**INSTRUCTIONS TO FOLLOW:** Your task is to copy the material exactly.
━━ DATASET EXCERPTS ━━
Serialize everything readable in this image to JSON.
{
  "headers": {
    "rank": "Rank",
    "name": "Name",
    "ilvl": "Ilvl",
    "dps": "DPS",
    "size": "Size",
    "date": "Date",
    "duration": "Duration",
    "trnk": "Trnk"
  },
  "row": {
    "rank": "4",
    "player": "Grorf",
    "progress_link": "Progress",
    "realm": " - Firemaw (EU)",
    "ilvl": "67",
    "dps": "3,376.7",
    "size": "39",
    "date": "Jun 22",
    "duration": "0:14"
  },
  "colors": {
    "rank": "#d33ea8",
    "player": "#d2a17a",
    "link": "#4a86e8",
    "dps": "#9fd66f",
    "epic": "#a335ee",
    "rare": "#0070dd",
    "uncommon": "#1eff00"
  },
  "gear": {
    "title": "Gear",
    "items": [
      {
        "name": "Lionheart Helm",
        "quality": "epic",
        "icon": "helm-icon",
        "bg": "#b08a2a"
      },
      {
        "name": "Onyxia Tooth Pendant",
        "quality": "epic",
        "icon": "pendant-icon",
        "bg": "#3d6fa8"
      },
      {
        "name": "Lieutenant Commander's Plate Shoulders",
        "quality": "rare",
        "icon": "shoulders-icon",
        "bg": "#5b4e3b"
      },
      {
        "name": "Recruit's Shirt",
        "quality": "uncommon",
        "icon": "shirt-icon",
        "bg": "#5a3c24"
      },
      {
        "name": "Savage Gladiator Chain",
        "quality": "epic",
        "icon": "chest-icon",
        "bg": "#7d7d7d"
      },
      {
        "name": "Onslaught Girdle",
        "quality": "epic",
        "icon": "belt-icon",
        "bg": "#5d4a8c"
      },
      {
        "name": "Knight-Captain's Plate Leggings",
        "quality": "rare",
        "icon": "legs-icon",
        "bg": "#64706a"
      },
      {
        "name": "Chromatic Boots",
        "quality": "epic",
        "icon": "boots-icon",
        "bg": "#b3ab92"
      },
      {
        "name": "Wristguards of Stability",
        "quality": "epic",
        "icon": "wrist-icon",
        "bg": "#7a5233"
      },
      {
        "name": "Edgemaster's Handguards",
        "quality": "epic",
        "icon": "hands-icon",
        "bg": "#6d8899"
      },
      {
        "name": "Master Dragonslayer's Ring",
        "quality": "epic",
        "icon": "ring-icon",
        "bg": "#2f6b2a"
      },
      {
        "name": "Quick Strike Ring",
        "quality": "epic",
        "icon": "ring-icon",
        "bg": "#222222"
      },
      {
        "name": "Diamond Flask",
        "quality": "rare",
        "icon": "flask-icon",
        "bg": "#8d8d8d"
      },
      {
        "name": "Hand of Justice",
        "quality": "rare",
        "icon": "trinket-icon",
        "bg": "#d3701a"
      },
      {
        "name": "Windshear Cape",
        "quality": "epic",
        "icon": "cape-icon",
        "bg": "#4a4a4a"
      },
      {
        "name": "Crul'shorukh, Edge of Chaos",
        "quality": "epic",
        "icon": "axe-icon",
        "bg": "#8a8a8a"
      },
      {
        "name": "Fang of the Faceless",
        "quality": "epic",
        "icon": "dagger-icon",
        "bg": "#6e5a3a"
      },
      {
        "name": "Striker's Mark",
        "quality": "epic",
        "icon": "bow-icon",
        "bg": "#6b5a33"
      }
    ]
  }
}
━━━
**CORRECT RESULT:**
Serialize everything readable in this image to JSON.
{
  "headers": {
    "rank": "Rank",
    "name": "Name",
    "ilvl": "Ilvl",
    "dps": "DPS",
    "size": "Size",
    "date": "Date",
    "duration": "Duration",
    "trnk": "Trnk"
  },
  "row": {
    "rank": "4",
    "player": "Grorf",
    "progress_link": "Progress",
    "realm": " - Firemaw (EU)",
    "ilvl": "67",
    "dps": "3,376.7",
    "size": "39",
    "date": "Jun 22",
    "duration": "0:14"
  },
  "colors": {
    "rank": "#d33ea8",
    "player": "#d2a17a",
    "link": "#4a86e8",
    "dps": "#9fd66f",
    "epic": "#a335ee",
    "rare": "#0070dd",
    "uncommon": "#1eff00"
  },
  "gear": {
    "title": "Gear",
    "items": [
      {
        "name": "Lionheart Helm",
        "quality": "epic",
        "icon": "helm-icon",
        "bg": "#b08a2a"
      },
      {
        "name": "Onyxia Tooth Pendant",
        "quality": "epic",
        "icon": "pendant-icon",
        "bg": "#3d6fa8"
      },
      {
        "name": "Lieutenant Commander's Plate Shoulders",
        "quality": "rare",
        "icon": "shoulders-icon",
        "bg": "#5b4e3b"
      },
      {
        "name": "Recruit's Shirt",
        "quality": "uncommon",
        "icon": "shirt-icon",
        "bg": "#5a3c24"
      },
      {
        "name": "Savage Gladiator Chain",
        "quality": "epic",
        "icon": "chest-icon",
        "bg": "#7d7d7d"
      },
      {
        "name": "Onslaught Girdle",
        "quality": "epic",
        "icon": "belt-icon",
        "bg": "#5d4a8c"
      },
      {
        "name": "Knight-Captain's Plate Leggings",
        "quality": "rare",
        "icon": "legs-icon",
        "bg": "#64706a"
      },
      {
        "name": "Chromatic Boots",
        "quality": "epic",
        "icon": "boots-icon",
        "bg": "#b3ab92"
      },
      {
        "name": "Wristguards of Stability",
        "quality": "epic",
        "icon": "wrist-icon",
        "bg": "#7a5233"
      },
      {
        "name": "Edgemaster's Handguards",
        "quality": "epic",
        "icon": "hands-icon",
        "bg": "#6d8899"
      },
      {
        "name": "Master Dragonslayer's Ring",
        "quality": "epic",
        "icon": "ring-icon",
        "bg": "#2f6b2a"
      },
      {
        "name": "Quick Strike Ring",
        "quality": "epic",
        "icon": "ring-icon",
        "bg": "#222222"
      },
      {
        "name": "Diamond Flask",
        "quality": "rare",
        "icon": "flask-icon",
        "bg": "#8d8d8d"
      },
      {
        "name": "Hand of Justice",
        "quality": "rare",
        "icon": "trinket-icon",
        "bg": "#d3701a"
      },
      {
        "name": "Windshear Cape",
        "quality": "epic",
        "icon": "cape-icon",
        "bg": "#4a4a4a"
      },
      {
        "name": "Crul'shorukh, Edge of Chaos",
        "quality": "epic",
        "icon": "axe-icon",
        "bg": "#8a8a8a"
      },
      {
        "name": "Fang of the Faceless",
        "quality": "epic",
        "icon": "dagger-icon",
        "bg": "#6e5a3a"
      },
      {
        "name": "Striker's Mark",
        "quality": "epic",
        "icon": "bow-icon",
        "bg": "#6b5a33"
      }
    ]
  }
}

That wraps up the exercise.